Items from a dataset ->
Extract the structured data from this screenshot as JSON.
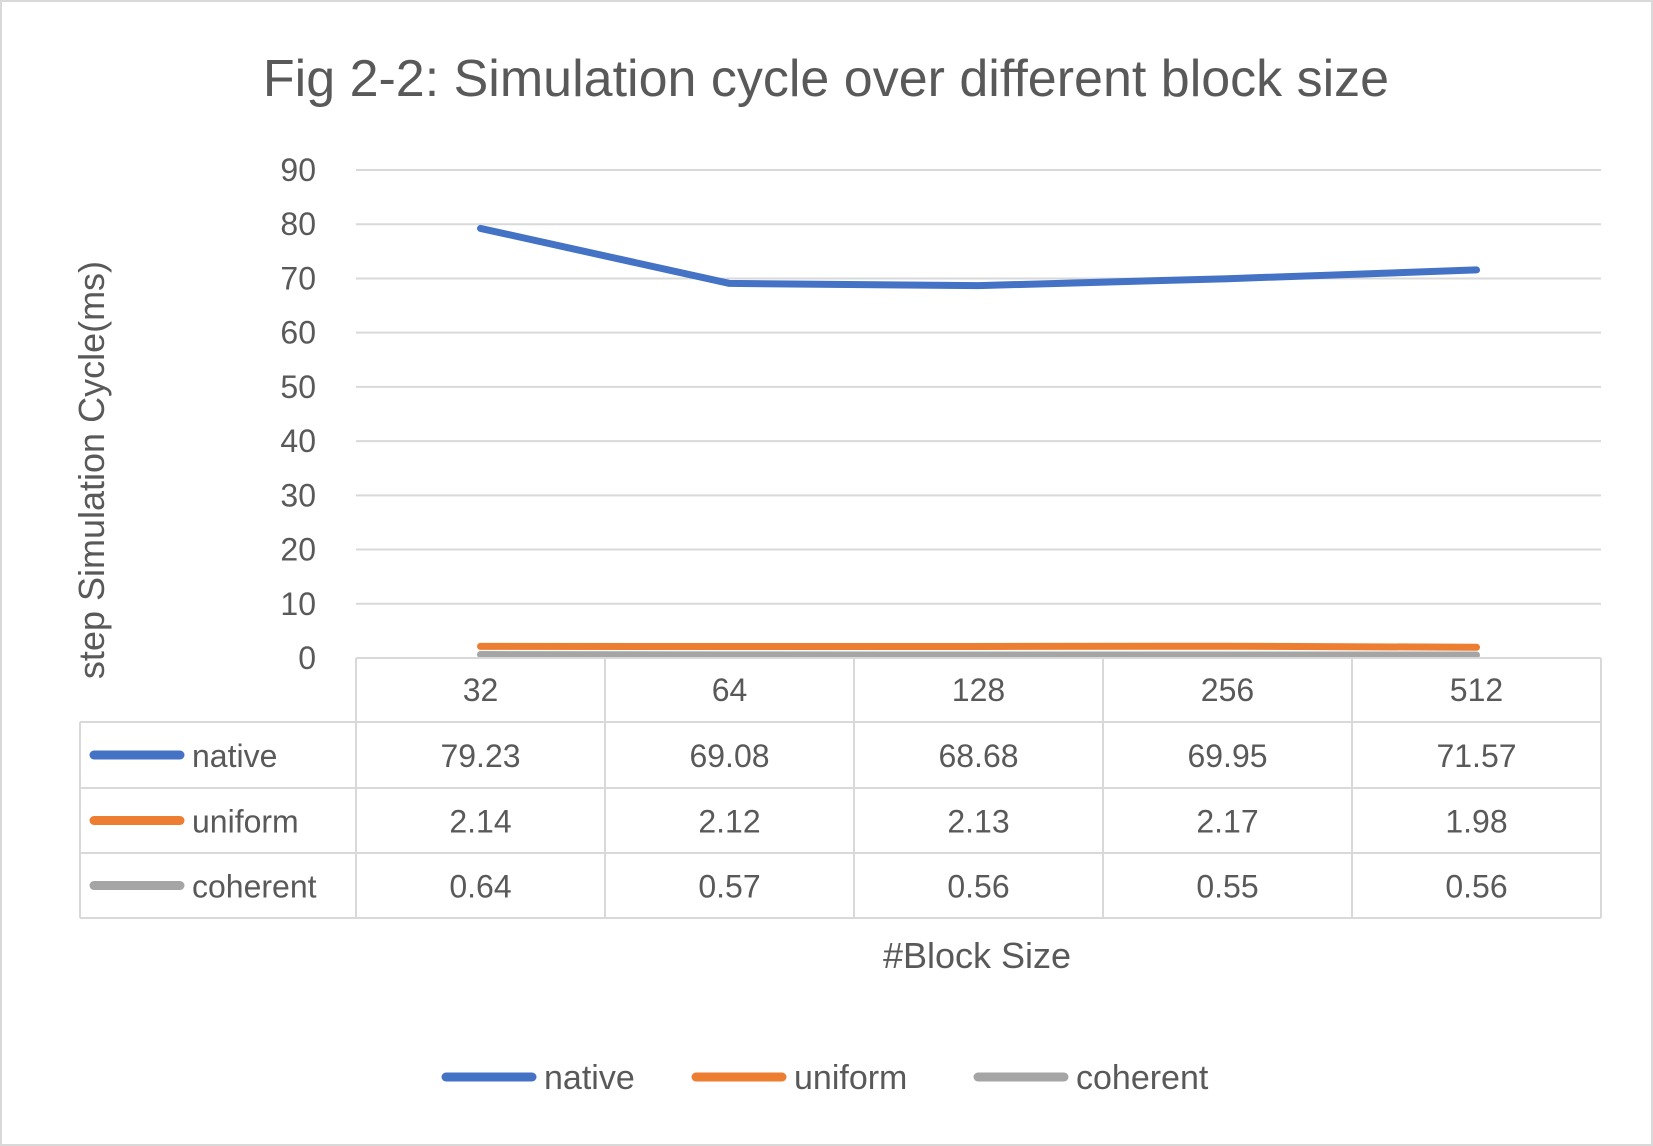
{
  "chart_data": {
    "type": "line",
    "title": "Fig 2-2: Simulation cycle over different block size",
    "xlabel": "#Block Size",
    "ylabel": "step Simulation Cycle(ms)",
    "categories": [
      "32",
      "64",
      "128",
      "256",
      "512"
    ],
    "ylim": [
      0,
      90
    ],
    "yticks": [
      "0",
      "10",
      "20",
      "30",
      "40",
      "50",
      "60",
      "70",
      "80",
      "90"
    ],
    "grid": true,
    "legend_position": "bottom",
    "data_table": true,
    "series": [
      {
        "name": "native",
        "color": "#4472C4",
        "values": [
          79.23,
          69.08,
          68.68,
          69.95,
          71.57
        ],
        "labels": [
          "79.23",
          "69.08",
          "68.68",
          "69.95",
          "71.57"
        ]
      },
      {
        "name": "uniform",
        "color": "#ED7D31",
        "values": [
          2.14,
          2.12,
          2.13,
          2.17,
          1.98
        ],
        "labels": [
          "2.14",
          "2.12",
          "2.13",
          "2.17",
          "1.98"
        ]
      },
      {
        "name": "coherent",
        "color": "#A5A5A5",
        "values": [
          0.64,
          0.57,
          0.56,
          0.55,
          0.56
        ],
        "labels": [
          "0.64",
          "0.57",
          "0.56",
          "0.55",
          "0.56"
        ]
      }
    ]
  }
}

TASK DESCRIPTION -> Copy out every line with the word "color".

SOLUTION ->
        "color": "#4472C4",
        "color": "#ED7D31",
        "color": "#A5A5A5",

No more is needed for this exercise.